## Entries with figure data
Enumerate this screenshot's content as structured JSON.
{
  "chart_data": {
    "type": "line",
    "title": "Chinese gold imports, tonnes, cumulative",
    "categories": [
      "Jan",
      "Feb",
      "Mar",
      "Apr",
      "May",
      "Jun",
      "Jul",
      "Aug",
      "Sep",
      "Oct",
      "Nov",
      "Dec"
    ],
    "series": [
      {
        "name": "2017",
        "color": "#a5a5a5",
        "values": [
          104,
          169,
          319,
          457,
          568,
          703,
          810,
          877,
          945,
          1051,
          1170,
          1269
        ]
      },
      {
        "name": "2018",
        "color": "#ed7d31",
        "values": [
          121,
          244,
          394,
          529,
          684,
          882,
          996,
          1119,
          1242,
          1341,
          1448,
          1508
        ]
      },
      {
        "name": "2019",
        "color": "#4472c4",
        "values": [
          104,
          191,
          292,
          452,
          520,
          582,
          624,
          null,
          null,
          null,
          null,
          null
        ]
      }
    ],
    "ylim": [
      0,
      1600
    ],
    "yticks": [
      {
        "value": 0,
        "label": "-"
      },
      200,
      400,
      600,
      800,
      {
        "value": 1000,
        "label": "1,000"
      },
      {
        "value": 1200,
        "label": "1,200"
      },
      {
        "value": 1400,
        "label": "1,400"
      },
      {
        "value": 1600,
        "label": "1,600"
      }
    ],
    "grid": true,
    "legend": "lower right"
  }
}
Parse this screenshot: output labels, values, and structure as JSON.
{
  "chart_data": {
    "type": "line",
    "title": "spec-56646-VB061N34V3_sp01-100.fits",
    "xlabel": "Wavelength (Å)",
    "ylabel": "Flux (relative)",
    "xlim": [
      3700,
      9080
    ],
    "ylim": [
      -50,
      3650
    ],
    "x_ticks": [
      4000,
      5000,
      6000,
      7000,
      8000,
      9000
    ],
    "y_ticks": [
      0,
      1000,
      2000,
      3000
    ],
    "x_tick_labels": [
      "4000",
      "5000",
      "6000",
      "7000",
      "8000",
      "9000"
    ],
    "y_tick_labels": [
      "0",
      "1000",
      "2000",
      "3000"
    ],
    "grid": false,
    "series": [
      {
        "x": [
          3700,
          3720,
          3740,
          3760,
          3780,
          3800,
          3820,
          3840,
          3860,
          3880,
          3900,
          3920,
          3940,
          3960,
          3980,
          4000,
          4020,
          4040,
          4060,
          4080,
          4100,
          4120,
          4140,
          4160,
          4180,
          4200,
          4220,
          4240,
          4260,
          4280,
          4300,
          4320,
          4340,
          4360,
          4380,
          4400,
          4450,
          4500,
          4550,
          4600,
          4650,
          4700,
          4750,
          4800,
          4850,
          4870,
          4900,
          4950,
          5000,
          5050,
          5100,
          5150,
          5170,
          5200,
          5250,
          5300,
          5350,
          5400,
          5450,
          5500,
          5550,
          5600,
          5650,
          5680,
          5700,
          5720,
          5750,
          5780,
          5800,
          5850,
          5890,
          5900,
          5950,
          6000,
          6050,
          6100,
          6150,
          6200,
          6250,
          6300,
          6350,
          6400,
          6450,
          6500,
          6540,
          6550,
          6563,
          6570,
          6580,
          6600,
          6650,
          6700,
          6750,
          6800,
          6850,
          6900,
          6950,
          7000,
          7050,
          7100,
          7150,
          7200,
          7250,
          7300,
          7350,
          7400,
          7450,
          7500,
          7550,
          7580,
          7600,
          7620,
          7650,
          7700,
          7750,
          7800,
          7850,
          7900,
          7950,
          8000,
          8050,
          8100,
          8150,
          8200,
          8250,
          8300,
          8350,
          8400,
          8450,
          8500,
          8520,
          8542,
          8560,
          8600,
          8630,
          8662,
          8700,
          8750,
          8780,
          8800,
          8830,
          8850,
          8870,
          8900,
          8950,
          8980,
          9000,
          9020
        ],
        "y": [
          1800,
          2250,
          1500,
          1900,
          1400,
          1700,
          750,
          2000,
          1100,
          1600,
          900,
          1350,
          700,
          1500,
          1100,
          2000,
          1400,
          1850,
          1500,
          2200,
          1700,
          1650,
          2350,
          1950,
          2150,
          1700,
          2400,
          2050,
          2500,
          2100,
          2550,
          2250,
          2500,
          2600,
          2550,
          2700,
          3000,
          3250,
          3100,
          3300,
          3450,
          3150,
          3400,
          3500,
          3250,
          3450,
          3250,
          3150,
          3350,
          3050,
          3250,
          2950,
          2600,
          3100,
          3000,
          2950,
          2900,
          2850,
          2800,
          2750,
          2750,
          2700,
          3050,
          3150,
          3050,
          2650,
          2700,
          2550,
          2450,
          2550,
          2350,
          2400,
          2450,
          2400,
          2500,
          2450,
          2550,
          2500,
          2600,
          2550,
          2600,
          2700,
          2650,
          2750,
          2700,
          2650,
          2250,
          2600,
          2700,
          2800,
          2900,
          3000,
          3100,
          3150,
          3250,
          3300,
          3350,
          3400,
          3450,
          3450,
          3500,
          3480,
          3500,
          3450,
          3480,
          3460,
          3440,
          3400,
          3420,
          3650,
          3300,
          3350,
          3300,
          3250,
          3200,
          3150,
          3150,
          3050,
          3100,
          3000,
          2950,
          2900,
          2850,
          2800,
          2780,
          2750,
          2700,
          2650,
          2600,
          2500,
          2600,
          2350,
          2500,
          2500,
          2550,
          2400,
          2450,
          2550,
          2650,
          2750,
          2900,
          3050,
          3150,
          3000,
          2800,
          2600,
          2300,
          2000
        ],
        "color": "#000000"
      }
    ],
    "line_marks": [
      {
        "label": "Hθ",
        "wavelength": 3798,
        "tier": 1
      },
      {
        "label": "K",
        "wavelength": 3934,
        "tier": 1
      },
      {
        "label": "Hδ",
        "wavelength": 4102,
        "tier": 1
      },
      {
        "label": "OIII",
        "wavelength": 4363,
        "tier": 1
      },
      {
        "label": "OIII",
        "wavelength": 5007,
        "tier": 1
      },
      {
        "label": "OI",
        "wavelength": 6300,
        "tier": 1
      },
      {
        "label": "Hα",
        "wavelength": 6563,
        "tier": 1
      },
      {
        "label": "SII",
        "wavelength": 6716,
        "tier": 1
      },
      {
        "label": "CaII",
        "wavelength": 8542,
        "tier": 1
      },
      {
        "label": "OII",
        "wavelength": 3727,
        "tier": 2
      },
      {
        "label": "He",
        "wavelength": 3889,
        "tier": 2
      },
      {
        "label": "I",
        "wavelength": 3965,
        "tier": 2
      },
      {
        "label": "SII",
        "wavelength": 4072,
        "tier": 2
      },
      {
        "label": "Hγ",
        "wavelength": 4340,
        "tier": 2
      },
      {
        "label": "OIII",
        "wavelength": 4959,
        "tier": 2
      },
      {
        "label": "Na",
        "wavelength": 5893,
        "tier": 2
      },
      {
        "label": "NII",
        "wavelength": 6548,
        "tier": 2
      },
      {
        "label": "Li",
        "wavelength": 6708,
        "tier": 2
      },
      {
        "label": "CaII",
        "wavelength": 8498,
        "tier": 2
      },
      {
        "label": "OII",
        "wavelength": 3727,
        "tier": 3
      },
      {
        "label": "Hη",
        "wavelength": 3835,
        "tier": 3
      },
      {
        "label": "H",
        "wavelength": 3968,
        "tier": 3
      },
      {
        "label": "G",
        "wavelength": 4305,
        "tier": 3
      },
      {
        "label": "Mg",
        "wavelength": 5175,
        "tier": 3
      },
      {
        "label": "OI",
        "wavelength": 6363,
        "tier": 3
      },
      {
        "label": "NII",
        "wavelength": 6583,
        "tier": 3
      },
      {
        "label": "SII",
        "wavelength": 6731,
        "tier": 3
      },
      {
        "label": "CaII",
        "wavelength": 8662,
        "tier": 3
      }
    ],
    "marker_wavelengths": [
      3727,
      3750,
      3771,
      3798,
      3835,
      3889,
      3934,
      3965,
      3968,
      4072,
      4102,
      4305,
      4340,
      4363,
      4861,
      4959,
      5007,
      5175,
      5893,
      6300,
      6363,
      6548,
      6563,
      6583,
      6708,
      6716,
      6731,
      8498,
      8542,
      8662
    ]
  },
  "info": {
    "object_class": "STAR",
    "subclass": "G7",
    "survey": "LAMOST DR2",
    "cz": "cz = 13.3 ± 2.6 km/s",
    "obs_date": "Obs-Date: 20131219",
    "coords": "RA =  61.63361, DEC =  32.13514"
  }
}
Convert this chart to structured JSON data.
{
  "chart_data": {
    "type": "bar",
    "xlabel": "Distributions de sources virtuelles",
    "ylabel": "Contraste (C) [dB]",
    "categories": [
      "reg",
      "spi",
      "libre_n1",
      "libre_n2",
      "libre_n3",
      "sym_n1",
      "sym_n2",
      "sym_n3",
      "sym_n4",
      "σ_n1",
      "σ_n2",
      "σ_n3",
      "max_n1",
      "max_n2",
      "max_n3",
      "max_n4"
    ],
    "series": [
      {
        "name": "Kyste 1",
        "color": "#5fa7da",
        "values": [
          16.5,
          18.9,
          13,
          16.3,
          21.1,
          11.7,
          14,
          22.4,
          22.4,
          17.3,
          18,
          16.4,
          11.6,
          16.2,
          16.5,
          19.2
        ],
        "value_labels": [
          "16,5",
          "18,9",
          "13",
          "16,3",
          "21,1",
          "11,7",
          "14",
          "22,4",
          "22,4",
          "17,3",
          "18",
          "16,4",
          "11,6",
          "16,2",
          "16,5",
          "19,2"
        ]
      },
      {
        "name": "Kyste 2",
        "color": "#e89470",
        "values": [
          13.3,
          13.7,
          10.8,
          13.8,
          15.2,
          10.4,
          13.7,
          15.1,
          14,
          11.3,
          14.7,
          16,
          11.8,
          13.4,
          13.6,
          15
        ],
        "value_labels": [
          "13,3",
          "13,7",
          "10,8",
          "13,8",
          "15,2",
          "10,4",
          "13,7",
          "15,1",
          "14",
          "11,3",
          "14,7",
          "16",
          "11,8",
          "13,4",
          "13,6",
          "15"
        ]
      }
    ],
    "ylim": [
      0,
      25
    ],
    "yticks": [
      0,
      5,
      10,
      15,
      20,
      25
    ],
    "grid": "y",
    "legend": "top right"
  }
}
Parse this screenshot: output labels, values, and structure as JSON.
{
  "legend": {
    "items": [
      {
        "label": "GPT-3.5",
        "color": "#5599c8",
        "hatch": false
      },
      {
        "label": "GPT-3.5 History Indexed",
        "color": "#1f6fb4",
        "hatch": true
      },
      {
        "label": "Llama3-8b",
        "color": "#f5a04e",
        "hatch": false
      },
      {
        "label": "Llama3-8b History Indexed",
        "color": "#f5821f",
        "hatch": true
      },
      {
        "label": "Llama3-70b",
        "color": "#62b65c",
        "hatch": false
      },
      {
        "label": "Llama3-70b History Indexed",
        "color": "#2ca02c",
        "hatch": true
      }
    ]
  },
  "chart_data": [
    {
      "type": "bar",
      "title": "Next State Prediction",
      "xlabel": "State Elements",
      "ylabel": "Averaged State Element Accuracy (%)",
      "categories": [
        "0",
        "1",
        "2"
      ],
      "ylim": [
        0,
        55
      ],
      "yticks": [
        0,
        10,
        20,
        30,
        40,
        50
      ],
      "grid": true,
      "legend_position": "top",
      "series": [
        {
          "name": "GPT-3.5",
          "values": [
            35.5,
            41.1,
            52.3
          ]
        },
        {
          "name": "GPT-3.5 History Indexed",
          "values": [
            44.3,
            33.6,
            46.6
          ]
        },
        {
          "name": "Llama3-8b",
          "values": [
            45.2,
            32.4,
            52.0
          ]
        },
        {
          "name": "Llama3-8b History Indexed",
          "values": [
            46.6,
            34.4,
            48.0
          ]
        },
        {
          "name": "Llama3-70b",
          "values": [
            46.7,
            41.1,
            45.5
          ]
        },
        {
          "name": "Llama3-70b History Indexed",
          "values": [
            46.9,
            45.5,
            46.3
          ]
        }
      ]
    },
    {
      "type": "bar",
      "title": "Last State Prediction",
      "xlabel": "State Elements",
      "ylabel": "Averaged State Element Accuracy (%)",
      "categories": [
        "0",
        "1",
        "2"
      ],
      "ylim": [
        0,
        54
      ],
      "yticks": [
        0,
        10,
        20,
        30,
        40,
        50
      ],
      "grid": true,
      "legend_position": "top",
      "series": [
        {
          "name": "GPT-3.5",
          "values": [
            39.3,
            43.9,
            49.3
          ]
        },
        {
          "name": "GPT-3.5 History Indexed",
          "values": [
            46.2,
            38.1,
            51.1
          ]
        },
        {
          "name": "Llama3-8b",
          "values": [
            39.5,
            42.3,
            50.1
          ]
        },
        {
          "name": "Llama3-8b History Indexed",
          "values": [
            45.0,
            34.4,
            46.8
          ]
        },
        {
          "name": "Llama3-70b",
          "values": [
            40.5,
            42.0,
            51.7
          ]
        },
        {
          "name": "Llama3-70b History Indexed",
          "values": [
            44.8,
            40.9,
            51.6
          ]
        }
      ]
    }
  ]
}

## Problem details
Return, from the data, each line that has the word "this" in it.

## Final result
Enumerate this screenshot's content as structured JSON.
Parse this screenshot: output labels, values, and structure as JSON.
Convert this chart to structured JSON data.
Parse this screenshot: output labels, values, and structure as JSON.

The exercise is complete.